=== Data to use ===

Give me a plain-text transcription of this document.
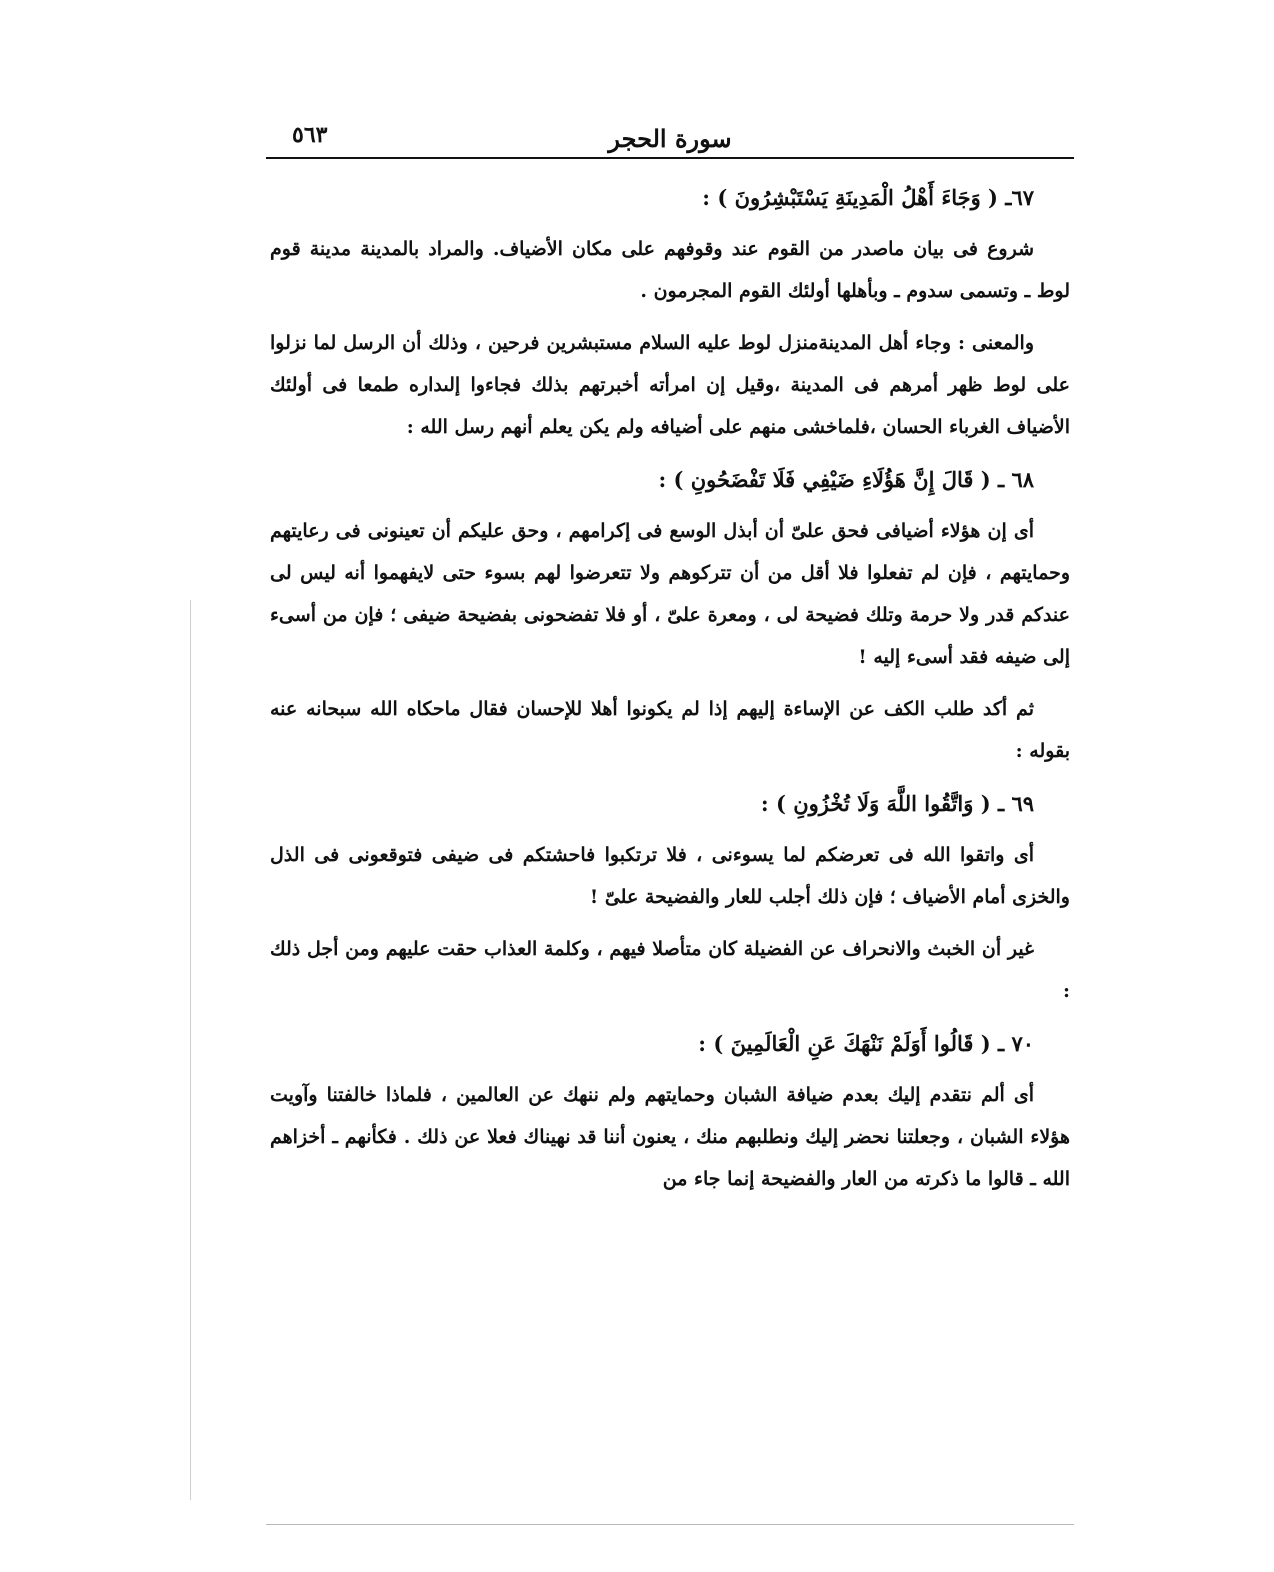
سورة الحجر
٥٦٣
٦٧ـ ( وَجَاءَ أَهْلُ الْمَدِينَةِ يَسْتَبْشِرُونَ ) :

شروع فى بيان ماصدر من القوم عند وقوفهم على مكان الأضياف. والمراد بالمدينة مدينة قوم لوط ـ وتسمى سدوم ـ وبأهلها أولئك القوم المجرمون .

والمعنى : وجاء أهل المدينةمنزل لوط عليه السلام مستبشرين فرحين ، وذلك أن الرسل لما نزلوا على لوط ظهر أمرهم فى المدينة ،وقيل إن امرأته أخبرتهم بذلك فجاءوا إلىداره طمعا فى أولئك الأضياف الغرباء الحسان ،فلماخشى منهم على أضيافه ولم يكن يعلم أنهم رسل الله :

٦٨ ـ ( قَالَ إِنَّ هَؤُلَاءِ ضَيْفِي فَلَا تَفْضَحُونِ ) :

أى إن هؤلاء أضيافى فحق علىّ أن أبذل الوسع فى إكرامهم ، وحق عليكم أن تعينونى فى رعايتهم وحمايتهم ، فإن لم تفعلوا فلا أقل من أن تتركوهم ولا تتعرضوا لهم بسوء حتى لايفهموا أنه ليس لى عندكم قدر ولا حرمة وتلك فضيحة لى ، ومعرة علىّ ، أو فلا تفضحونى بفضيحة ضيفى ؛ فإن من أسىء إلى ضيفه فقد أسىء إليه !

ثم أكد طلب الكف عن الإساءة إليهم إذا لم يكونوا أهلا للإحسان فقال ماحكاه الله سبحانه عنه بقوله :

٦٩ ـ ( وَاتَّقُوا اللَّهَ وَلَا تُخْزُونِ ) :

أى واتقوا الله فى تعرضكم لما يسوءنى ، فلا ترتكبوا فاحشتكم فى ضيفى فتوقعونى فى الذل والخزى أمام الأضياف ؛ فإن ذلك أجلب للعار والفضيحة علىّ !

غير أن الخبث والانحراف عن الفضيلة كان متأصلا فيهم ، وكلمة العذاب حقت عليهم ومن أجل ذلك :

٧٠ ـ ( قَالُوا أَوَلَمْ نَنْهَكَ عَنِ الْعَالَمِينَ ) :

أى ألم نتقدم إليك بعدم ضيافة الشبان وحمايتهم ولم ننهك عن العالمين ، فلماذا خالفتنا وآويت هؤلاء الشبان ، وجعلتنا نحضر إليك ونطلبهم منك ، يعنون أننا قد نهيناك فعلا عن ذلك . فكأنهم ـ أخزاهم الله ـ قالوا ما ذكرته من العار والفضيحة إنما جاء من
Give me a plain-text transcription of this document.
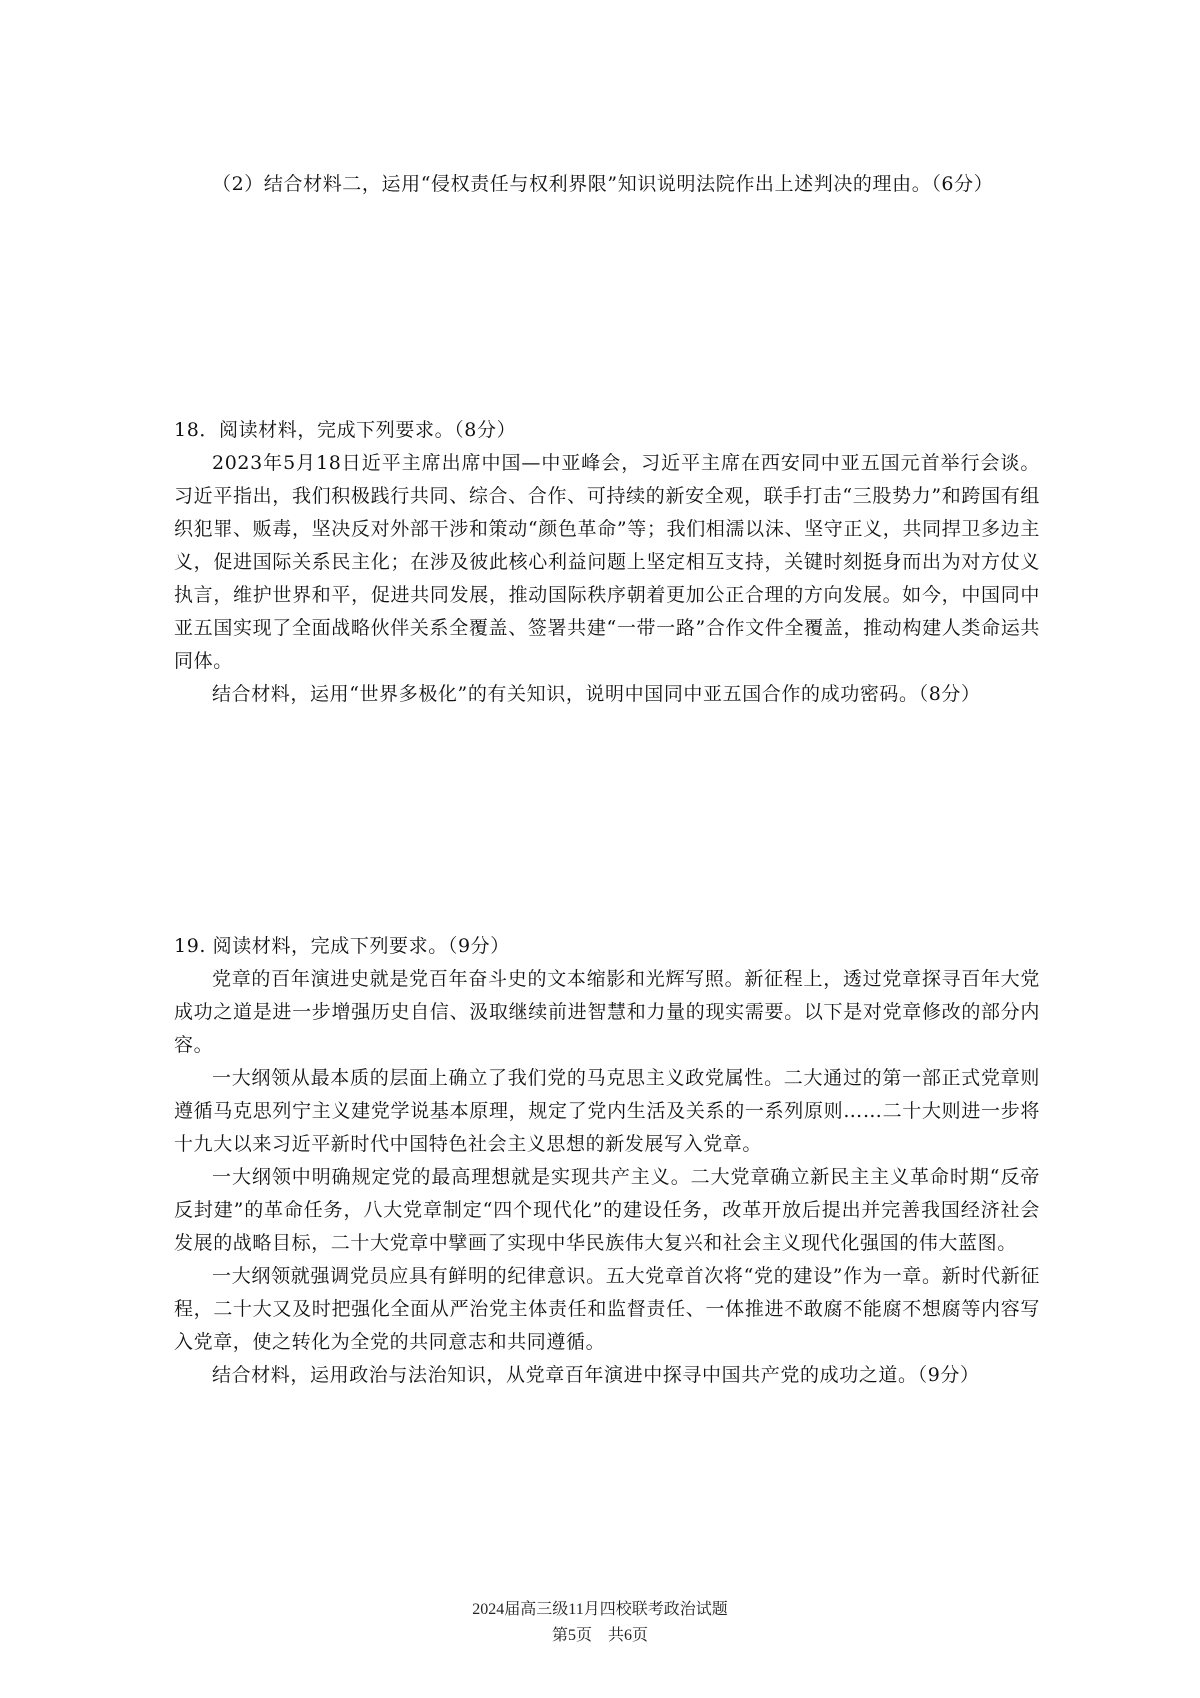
（2）结合材料二，运用“侵权责任与权利界限”知识说明法院作出上述判决的理由。（6分）

18．阅读材料，完成下列要求。（8分）

2023年5月18日近平主席出席中国—中亚峰会，习近平主席在西安同中亚五国元首举行会谈。习近平指出，我们积极践行共同、综合、合作、可持续的新安全观，联手打击“三股势力”和跨国有组织犯罪、贩毒，坚决反对外部干涉和策动“颜色革命”等；我们相濡以沫、坚守正义，共同捍卫多边主义，促进国际关系民主化；在涉及彼此核心利益问题上坚定相互支持，关键时刻挺身而出为对方仗义执言，维护世界和平，促进共同发展，推动国际秩序朝着更加公正合理的方向发展。如今，中国同中亚五国实现了全面战略伙伴关系全覆盖、签署共建“一带一路”合作文件全覆盖，推动构建人类命运共同体。

结合材料，运用“世界多极化”的有关知识，说明中国同中亚五国合作的成功密码。（8分）

19. 阅读材料，完成下列要求。（9分）

党章的百年演进史就是党百年奋斗史的文本缩影和光辉写照。新征程上，透过党章探寻百年大党成功之道是进一步增强历史自信、汲取继续前进智慧和力量的现实需要。以下是对党章修改的部分内容。

一大纲领从最本质的层面上确立了我们党的马克思主义政党属性。二大通过的第一部正式党章则遵循马克思列宁主义建党学说基本原理，规定了党内生活及关系的一系列原则……二十大则进一步将十九大以来习近平新时代中国特色社会主义思想的新发展写入党章。

一大纲领中明确规定党的最高理想就是实现共产主义。二大党章确立新民主主义革命时期“反帝反封建”的革命任务，八大党章制定“四个现代化”的建设任务，改革开放后提出并完善我国经济社会发展的战略目标，二十大党章中擘画了实现中华民族伟大复兴和社会主义现代化强国的伟大蓝图。

一大纲领就强调党员应具有鲜明的纪律意识。五大党章首次将“党的建设”作为一章。新时代新征程，二十大又及时把强化全面从严治党主体责任和监督责任、一体推进不敢腐不能腐不想腐等内容写入党章，使之转化为全党的共同意志和共同遵循。

结合材料，运用政治与法治知识，从党章百年演进中探寻中国共产党的成功之道。（9分）

2024届高三级11月四校联考政治试题
第5页　共6页
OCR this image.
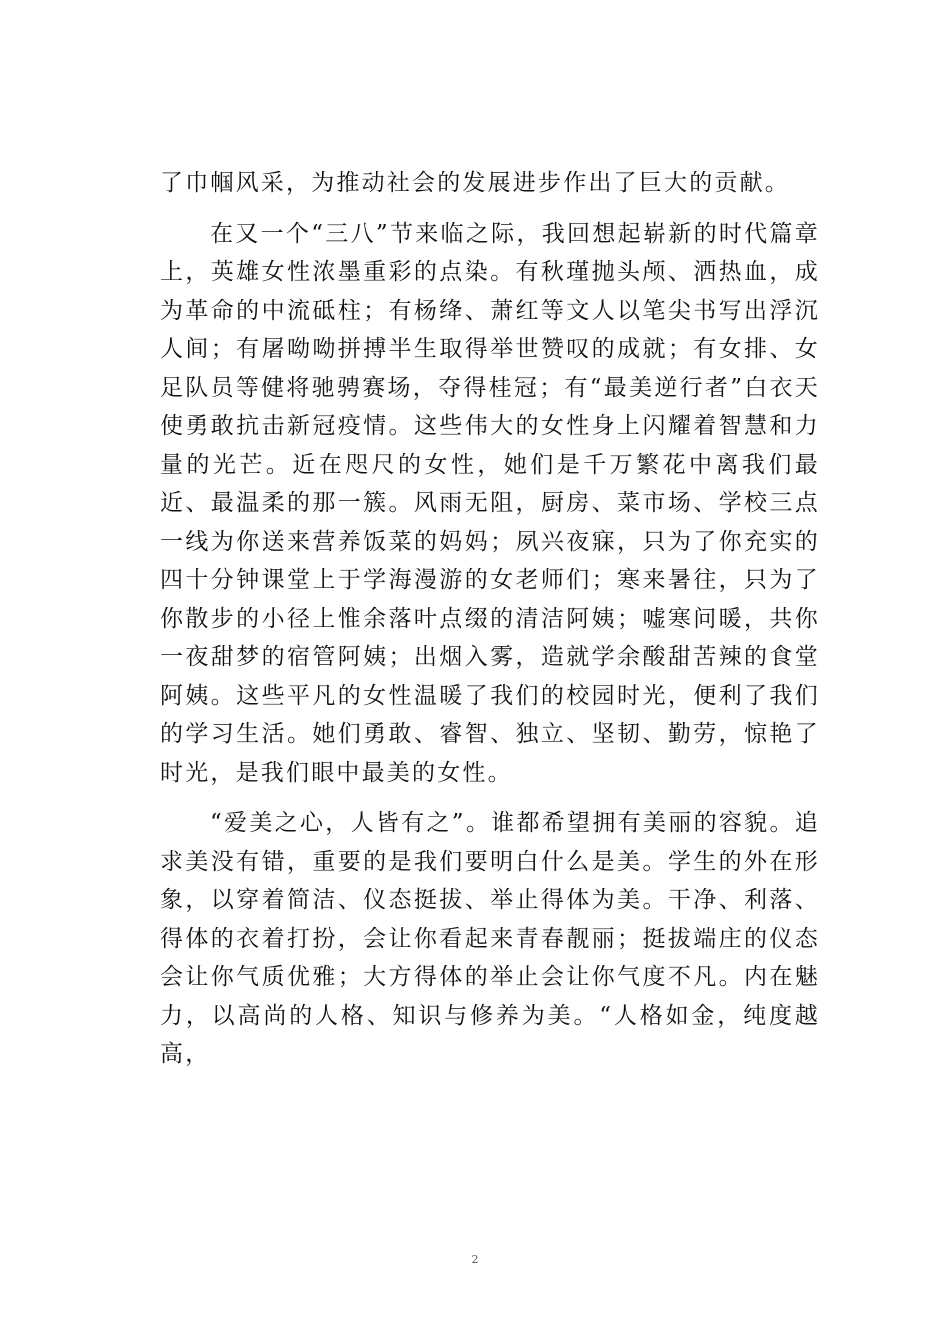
了巾帼风采，为推动社会的发展进步作出了巨大的贡献。

在又一个“三八”节来临之际，我回想起崭新的时代篇章上，英雄女性浓墨重彩的点染。有秋瑾抛头颅、洒热血，成为革命的中流砥柱；有杨绛、萧红等文人以笔尖书写出浮沉人间；有屠呦呦拼搏半生取得举世赞叹的成就；有女排、女足队员等健将驰骋赛场，夺得桂冠；有“最美逆行者”白衣天使勇敢抗击新冠疫情。这些伟大的女性身上闪耀着智慧和力量的光芒。近在咫尺的女性，她们是千万繁花中离我们最近、最温柔的那一簇。风雨无阻，厨房、菜市场、学校三点一线为你送来营养饭菜的妈妈；夙兴夜寐，只为了你充实的四十分钟课堂上于学海漫游的女老师们；寒来暑往，只为了你散步的小径上惟余落叶点缀的清洁阿姨；嘘寒问暖，共你一夜甜梦的宿管阿姨；出烟入雾，造就学余酸甜苦辣的食堂阿姨。这些平凡的女性温暖了我们的校园时光，便利了我们的学习生活。她们勇敢、睿智、独立、坚韧、勤劳，惊艳了时光，是我们眼中最美的女性。

“爱美之心，人皆有之”。谁都希望拥有美丽的容貌。追求美没有错，重要的是我们要明白什么是美。学生的外在形象，以穿着简洁、仪态挺拔、举止得体为美。干净、利落、得体的衣着打扮，会让你看起来青春靓丽；挺拔端庄的仪态会让你气质优雅；大方得体的举止会让你气度不凡。内在魅力，以高尚的人格、知识与修养为美。“人格如金，纯度越高，

2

===

In your copy, repeat each record exactly and include no pictures.

- Result of this exercise -
Give me a plain-text transcription of this document.
سورة الحجر
٥٦٣
٦٧ـ ( وَجَاءَ أَهْلُ الْمَدِينَةِ يَسْتَبْشِرُونَ ) :

شروع فى بيان ماصدر من القوم عند وقوفهم على مكان الأضياف. والمراد بالمدينة مدينة قوم لوط ـ وتسمى سدوم ـ وبأهلها أولئك القوم المجرمون .

والمعنى : وجاء أهل المدينةمنزل لوط عليه السلام مستبشرين فرحين ، وذلك أن الرسل لما نزلوا على لوط ظهر أمرهم فى المدينة ،وقيل إن امرأته أخبرتهم بذلك فجاءوا إلىداره طمعا فى أولئك الأضياف الغرباء الحسان ،فلماخشى منهم على أضيافه ولم يكن يعلم أنهم رسل الله :

٦٨ ـ ( قَالَ إِنَّ هَؤُلَاءِ ضَيْفِي فَلَا تَفْضَحُونِ ) :

أى إن هؤلاء أضيافى فحق علىّ أن أبذل الوسع فى إكرامهم ، وحق عليكم أن تعينونى فى رعايتهم وحمايتهم ، فإن لم تفعلوا فلا أقل من أن تتركوهم ولا تتعرضوا لهم بسوء حتى لايفهموا أنه ليس لى عندكم قدر ولا حرمة وتلك فضيحة لى ، ومعرة علىّ ، أو فلا تفضحونى بفضيحة ضيفى ؛ فإن من أسىء إلى ضيفه فقد أسىء إليه !

ثم أكد طلب الكف عن الإساءة إليهم إذا لم يكونوا أهلا للإحسان فقال ماحكاه الله سبحانه عنه بقوله :

٦٩ ـ ( وَاتَّقُوا اللَّهَ وَلَا تُخْزُونِ ) :

أى واتقوا الله فى تعرضكم لما يسوءنى ، فلا ترتكبوا فاحشتكم فى ضيفى فتوقعونى فى الذل والخزى أمام الأضياف ؛ فإن ذلك أجلب للعار والفضيحة علىّ !

غير أن الخبث والانحراف عن الفضيلة كان متأصلا فيهم ، وكلمة العذاب حقت عليهم ومن أجل ذلك :

٧٠ ـ ( قَالُوا أَوَلَمْ نَنْهَكَ عَنِ الْعَالَمِينَ ) :

أى ألم نتقدم إليك بعدم ضيافة الشبان وحمايتهم ولم ننهك عن العالمين ، فلماذا خالفتنا وآويت هؤلاء الشبان ، وجعلتنا نحضر إليك ونطلبهم منك ، يعنون أننا قد نهيناك فعلا عن ذلك . فكأنهم ـ أخزاهم الله ـ قالوا ما ذكرته من العار والفضيحة إنما جاء من
Give me a plain-text transcription of this document.
（2）结合材料二，运用“侵权责任与权利界限”知识说明法院作出上述判决的理由。（6分）

18．阅读材料，完成下列要求。（8分）

2023年5月18日近平主席出席中国—中亚峰会，习近平主席在西安同中亚五国元首举行会谈。习近平指出，我们积极践行共同、综合、合作、可持续的新安全观，联手打击“三股势力”和跨国有组织犯罪、贩毒，坚决反对外部干涉和策动“颜色革命”等；我们相濡以沫、坚守正义，共同捍卫多边主义，促进国际关系民主化；在涉及彼此核心利益问题上坚定相互支持，关键时刻挺身而出为对方仗义执言，维护世界和平，促进共同发展，推动国际秩序朝着更加公正合理的方向发展。如今，中国同中亚五国实现了全面战略伙伴关系全覆盖、签署共建“一带一路”合作文件全覆盖，推动构建人类命运共同体。

结合材料，运用“世界多极化”的有关知识，说明中国同中亚五国合作的成功密码。（8分）

19. 阅读材料，完成下列要求。（9分）

党章的百年演进史就是党百年奋斗史的文本缩影和光辉写照。新征程上，透过党章探寻百年大党成功之道是进一步增强历史自信、汲取继续前进智慧和力量的现实需要。以下是对党章修改的部分内容。

一大纲领从最本质的层面上确立了我们党的马克思主义政党属性。二大通过的第一部正式党章则遵循马克思列宁主义建党学说基本原理，规定了党内生活及关系的一系列原则……二十大则进一步将十九大以来习近平新时代中国特色社会主义思想的新发展写入党章。

一大纲领中明确规定党的最高理想就是实现共产主义。二大党章确立新民主主义革命时期“反帝反封建”的革命任务，八大党章制定“四个现代化”的建设任务，改革开放后提出并完善我国经济社会发展的战略目标，二十大党章中擘画了实现中华民族伟大复兴和社会主义现代化强国的伟大蓝图。

一大纲领就强调党员应具有鲜明的纪律意识。五大党章首次将“党的建设”作为一章。新时代新征程，二十大又及时把强化全面从严治党主体责任和监督责任、一体推进不敢腐不能腐不想腐等内容写入党章，使之转化为全党的共同意志和共同遵循。

结合材料，运用政治与法治知识，从党章百年演进中探寻中国共产党的成功之道。（9分）

2024届高三级11月四校联考政治试题
第5页　共6页
OCR this image.
了巾帼风采，为推动社会的发展进步作出了巨大的贡献。

在又一个“三八”节来临之际，我回想起崭新的时代篇章上，英雄女性浓墨重彩的点染。有秋瑾抛头颅、洒热血，成为革命的中流砥柱；有杨绛、萧红等文人以笔尖书写出浮沉人间；有屠呦呦拼搏半生取得举世赞叹的成就；有女排、女足队员等健将驰骋赛场，夺得桂冠；有“最美逆行者”白衣天使勇敢抗击新冠疫情。这些伟大的女性身上闪耀着智慧和力量的光芒。近在咫尺的女性，她们是千万繁花中离我们最近、最温柔的那一簇。风雨无阻，厨房、菜市场、学校三点一线为你送来营养饭菜的妈妈；夙兴夜寐，只为了你充实的四十分钟课堂上于学海漫游的女老师们；寒来暑往，只为了你散步的小径上惟余落叶点缀的清洁阿姨；嘘寒问暖，共你一夜甜梦的宿管阿姨；出烟入雾，造就学余酸甜苦辣的食堂阿姨。这些平凡的女性温暖了我们的校园时光，便利了我们的学习生活。她们勇敢、睿智、独立、坚韧、勤劳，惊艳了时光，是我们眼中最美的女性。

“爱美之心，人皆有之”。谁都希望拥有美丽的容貌。追求美没有错，重要的是我们要明白什么是美。学生的外在形象，以穿着简洁、仪态挺拔、举止得体为美。干净、利落、得体的衣着打扮，会让你看起来青春靓丽；挺拔端庄的仪态会让你气质优雅；大方得体的举止会让你气度不凡。内在魅力，以高尚的人格、知识与修养为美。“人格如金，纯度越高，

2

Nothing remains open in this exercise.